_STORED RECORDS_.
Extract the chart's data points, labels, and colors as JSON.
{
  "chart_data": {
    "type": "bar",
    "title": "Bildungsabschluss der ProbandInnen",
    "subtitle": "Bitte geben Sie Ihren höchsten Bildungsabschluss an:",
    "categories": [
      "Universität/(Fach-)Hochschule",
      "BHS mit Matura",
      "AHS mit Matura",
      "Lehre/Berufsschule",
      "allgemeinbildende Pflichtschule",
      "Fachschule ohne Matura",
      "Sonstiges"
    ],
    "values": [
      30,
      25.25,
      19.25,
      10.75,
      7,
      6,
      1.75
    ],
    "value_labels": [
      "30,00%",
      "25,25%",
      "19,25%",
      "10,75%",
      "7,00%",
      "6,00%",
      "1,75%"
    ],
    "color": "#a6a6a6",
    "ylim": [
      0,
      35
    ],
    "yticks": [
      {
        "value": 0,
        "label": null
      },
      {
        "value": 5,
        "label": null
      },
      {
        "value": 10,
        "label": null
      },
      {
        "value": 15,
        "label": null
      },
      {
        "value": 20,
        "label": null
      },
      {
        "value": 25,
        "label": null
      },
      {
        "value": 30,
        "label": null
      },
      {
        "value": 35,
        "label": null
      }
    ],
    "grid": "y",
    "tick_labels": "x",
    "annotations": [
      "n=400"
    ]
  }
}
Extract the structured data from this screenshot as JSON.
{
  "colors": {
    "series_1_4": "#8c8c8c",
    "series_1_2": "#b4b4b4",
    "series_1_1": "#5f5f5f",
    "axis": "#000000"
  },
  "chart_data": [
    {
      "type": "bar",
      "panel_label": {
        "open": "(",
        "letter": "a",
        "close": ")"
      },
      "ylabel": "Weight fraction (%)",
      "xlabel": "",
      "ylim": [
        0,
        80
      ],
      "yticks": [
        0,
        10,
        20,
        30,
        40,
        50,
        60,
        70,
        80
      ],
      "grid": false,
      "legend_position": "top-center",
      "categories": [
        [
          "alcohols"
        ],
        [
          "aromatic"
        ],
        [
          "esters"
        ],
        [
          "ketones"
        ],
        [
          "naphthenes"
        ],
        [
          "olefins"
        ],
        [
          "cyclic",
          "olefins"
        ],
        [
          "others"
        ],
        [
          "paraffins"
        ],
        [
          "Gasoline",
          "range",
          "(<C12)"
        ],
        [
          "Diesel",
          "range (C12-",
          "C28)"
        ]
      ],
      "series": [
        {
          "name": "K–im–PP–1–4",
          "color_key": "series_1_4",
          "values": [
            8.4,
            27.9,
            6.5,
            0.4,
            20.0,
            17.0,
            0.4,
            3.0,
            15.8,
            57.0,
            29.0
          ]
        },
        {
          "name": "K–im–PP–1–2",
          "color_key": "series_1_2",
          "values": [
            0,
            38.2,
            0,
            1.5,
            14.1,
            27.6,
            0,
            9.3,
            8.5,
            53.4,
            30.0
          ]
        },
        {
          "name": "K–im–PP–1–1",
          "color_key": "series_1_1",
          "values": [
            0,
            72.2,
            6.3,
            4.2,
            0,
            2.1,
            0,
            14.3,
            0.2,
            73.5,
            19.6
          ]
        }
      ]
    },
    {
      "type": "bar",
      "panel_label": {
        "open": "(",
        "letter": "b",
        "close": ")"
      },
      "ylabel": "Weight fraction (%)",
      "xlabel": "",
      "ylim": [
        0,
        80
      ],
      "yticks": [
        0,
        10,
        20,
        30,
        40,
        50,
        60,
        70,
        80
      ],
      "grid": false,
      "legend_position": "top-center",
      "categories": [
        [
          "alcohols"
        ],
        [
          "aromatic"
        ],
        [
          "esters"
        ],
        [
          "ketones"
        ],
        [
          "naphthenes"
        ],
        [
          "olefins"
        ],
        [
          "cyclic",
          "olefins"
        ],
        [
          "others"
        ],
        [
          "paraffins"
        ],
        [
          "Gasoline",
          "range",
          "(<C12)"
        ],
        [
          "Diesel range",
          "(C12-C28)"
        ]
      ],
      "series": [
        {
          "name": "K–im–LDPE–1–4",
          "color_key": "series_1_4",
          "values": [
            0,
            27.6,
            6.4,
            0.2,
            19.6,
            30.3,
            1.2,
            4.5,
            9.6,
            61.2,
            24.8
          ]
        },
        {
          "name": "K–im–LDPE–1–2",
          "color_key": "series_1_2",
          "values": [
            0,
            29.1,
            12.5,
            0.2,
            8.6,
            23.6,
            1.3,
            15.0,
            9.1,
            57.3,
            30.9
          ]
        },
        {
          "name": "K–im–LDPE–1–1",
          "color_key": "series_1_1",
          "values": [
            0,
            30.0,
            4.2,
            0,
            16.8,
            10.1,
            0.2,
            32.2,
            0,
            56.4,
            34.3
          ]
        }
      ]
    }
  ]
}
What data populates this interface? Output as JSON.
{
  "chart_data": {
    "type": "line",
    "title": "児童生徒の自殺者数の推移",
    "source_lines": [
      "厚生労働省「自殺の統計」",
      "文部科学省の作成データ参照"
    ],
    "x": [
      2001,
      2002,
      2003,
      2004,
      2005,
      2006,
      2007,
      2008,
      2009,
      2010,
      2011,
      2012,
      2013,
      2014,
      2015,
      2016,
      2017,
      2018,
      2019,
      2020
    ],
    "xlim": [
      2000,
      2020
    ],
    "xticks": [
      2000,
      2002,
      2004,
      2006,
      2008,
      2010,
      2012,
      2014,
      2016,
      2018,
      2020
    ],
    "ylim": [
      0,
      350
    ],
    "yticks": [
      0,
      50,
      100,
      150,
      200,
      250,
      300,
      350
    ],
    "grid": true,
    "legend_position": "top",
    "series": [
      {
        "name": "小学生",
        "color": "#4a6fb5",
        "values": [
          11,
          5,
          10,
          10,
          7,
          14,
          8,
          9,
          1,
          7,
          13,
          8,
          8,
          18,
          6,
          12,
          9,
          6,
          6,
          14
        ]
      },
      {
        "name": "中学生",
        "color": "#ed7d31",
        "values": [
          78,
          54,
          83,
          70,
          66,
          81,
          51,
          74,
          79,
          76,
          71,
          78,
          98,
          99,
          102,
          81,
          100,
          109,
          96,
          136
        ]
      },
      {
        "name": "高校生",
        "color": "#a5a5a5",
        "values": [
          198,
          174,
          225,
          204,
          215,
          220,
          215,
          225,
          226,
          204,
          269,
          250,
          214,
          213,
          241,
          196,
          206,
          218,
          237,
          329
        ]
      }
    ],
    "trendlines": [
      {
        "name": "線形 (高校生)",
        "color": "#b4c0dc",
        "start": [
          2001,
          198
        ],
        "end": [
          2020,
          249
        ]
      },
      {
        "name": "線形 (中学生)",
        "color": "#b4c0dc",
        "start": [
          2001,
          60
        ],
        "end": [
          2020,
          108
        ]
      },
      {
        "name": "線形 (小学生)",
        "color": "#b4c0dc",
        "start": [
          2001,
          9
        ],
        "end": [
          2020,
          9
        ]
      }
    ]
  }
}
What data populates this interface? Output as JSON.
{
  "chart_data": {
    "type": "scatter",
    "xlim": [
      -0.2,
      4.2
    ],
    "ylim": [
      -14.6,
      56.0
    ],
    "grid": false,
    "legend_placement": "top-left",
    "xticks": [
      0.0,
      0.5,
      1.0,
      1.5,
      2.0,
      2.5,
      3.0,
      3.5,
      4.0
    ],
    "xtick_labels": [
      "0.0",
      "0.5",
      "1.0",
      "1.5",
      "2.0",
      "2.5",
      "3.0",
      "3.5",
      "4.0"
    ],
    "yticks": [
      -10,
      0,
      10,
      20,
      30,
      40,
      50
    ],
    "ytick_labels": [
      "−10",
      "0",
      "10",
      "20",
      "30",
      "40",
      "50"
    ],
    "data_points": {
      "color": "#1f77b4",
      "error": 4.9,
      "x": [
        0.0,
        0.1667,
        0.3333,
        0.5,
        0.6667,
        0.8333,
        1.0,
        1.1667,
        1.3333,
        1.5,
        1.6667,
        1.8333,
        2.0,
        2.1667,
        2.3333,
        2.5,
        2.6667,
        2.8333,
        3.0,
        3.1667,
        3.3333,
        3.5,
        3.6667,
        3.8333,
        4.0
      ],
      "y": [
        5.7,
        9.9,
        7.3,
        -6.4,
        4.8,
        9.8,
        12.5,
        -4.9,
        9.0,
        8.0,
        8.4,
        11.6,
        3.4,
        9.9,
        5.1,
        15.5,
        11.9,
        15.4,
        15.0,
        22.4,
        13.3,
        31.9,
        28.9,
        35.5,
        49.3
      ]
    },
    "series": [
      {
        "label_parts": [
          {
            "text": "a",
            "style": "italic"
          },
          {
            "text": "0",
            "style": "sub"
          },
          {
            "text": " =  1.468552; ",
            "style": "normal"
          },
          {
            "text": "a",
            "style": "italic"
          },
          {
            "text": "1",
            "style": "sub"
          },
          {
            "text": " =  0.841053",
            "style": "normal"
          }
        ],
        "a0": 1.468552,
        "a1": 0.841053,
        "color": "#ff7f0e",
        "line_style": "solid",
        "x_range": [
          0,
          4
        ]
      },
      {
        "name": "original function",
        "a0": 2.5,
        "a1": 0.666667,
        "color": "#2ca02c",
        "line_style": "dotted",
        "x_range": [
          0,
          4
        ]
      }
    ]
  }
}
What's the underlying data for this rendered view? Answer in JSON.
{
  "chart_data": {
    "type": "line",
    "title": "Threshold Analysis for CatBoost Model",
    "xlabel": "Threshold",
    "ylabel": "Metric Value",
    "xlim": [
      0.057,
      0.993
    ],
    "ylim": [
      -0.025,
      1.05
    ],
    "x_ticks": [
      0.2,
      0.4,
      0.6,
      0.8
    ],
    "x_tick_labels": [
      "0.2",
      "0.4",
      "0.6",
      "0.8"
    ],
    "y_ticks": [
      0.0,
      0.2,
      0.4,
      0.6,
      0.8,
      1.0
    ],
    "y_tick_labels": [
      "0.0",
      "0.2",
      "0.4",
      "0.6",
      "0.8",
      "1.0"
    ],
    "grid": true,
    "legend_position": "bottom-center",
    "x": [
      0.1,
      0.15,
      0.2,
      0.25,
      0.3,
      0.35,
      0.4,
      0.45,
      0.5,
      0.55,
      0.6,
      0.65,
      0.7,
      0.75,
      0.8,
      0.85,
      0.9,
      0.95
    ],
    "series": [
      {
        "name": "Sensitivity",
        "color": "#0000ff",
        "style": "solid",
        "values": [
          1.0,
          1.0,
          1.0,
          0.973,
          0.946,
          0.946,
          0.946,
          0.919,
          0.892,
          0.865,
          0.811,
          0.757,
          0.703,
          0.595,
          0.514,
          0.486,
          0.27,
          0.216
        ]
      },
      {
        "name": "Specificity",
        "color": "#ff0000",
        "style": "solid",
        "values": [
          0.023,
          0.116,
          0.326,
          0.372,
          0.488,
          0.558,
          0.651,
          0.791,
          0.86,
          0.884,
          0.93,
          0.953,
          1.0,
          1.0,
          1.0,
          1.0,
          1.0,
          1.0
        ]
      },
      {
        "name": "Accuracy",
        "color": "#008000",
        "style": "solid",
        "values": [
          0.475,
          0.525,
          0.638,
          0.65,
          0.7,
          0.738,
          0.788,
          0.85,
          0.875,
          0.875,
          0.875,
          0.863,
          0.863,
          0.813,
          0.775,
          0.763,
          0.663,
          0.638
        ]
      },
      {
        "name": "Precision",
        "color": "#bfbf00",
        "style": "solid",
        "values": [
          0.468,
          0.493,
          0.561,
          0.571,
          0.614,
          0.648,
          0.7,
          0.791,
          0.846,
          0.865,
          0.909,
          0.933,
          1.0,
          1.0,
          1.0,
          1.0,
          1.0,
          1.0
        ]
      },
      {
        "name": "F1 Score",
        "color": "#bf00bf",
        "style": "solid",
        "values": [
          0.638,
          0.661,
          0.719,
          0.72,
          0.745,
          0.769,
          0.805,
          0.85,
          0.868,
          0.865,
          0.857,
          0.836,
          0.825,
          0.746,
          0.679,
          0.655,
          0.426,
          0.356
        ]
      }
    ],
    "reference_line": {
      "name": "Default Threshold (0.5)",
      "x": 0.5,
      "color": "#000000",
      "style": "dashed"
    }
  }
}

_PROBLEM STATEMENT_.
Among the entries above, how many lines hold the string "Extract"? Give the number by itself.

_RESPONSE TO THIS TASK_.
2